### Given problem
Reproduce exactly the lines from the one containing "Give me the" through the last line of the data, both ends included.

### Entries supplied
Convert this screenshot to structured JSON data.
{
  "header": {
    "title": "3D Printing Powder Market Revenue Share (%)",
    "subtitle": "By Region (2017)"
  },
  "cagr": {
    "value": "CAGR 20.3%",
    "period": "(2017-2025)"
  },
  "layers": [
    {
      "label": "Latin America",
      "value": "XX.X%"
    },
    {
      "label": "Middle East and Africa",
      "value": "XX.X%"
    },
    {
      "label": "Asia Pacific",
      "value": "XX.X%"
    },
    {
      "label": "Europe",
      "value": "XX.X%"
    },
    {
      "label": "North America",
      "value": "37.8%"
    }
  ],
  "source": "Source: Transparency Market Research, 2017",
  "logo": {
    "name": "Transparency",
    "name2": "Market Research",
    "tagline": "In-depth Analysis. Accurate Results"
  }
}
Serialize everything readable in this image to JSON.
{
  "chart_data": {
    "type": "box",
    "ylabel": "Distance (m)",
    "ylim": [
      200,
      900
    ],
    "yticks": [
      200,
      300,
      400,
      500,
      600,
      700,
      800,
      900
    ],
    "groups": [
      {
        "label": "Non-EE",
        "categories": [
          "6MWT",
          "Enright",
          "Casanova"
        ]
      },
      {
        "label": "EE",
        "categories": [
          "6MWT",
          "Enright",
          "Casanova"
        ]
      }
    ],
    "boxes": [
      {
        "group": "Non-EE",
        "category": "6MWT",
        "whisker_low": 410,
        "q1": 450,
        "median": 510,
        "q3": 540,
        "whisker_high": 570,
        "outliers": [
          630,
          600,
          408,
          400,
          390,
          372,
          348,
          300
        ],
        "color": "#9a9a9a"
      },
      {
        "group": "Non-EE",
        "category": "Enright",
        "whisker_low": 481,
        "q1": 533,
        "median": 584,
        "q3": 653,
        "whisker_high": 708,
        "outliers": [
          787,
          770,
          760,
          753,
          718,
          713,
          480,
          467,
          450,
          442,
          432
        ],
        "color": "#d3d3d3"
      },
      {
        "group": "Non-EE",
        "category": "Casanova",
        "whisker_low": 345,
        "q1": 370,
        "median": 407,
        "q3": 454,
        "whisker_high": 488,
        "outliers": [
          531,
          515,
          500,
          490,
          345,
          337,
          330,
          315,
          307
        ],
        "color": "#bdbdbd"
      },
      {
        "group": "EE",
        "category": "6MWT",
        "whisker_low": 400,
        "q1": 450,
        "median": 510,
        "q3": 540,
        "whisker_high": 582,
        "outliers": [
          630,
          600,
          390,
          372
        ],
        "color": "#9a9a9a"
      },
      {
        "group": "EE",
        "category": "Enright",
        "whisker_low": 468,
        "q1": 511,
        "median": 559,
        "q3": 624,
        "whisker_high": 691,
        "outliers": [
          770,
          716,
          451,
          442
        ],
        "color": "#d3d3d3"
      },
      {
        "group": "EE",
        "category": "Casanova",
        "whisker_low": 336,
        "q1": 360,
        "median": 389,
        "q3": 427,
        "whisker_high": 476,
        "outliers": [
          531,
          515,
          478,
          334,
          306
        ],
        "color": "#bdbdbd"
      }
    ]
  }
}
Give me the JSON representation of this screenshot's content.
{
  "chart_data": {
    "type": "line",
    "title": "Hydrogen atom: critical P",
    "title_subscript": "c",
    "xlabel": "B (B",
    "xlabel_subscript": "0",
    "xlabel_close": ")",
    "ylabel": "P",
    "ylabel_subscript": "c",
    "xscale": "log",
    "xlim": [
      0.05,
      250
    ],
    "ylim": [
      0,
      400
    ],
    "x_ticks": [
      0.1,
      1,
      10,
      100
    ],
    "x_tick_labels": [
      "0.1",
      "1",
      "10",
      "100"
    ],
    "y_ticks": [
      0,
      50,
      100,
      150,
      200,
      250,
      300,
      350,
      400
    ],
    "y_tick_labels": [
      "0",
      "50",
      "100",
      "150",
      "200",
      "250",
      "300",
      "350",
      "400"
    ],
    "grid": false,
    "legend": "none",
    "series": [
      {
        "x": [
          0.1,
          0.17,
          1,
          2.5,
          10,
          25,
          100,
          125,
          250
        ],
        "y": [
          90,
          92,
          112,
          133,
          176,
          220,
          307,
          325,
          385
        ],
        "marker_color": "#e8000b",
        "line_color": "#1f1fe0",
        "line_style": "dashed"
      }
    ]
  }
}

### Final result
Give me the JSON representation of this screenshot's content.
{
  "chart_data": {
    "type": "line",
    "title": "Hydrogen atom: critical P",
    "title_subscript": "c",
    "xlabel": "B (B",
    "xlabel_subscript": "0",
    "xlabel_close": ")",
    "ylabel": "P",
    "ylabel_subscript": "c",
    "xscale": "log",
    "xlim": [
      0.05,
      250
    ],
    "ylim": [
      0,
      400
    ],
    "x_ticks": [
      0.1,
      1,
      10,
      100
    ],
    "x_tick_labels": [
      "0.1",
      "1",
      "10",
      "100"
    ],
    "y_ticks": [
      0,
      50,
      100,
      150,
      200,
      250,
      300,
      350,
      400
    ],
    "y_tick_labels": [
      "0",
      "50",
      "100",
      "150",
      "200",
      "250",
      "300",
      "350",
      "400"
    ],
    "grid": false,
    "legend": "none",
    "series": [
      {
        "x": [
          0.1,
          0.17,
          1,
          2.5,
          10,
          25,
          100,
          125,
          250
        ],
        "y": [
          90,
          92,
          112,
          133,
          176,
          220,
          307,
          325,
          385
        ],
        "marker_color": "#e8000b",
        "line_color": "#1f1fe0",
        "line_style": "dashed"
      }
    ]
  }
}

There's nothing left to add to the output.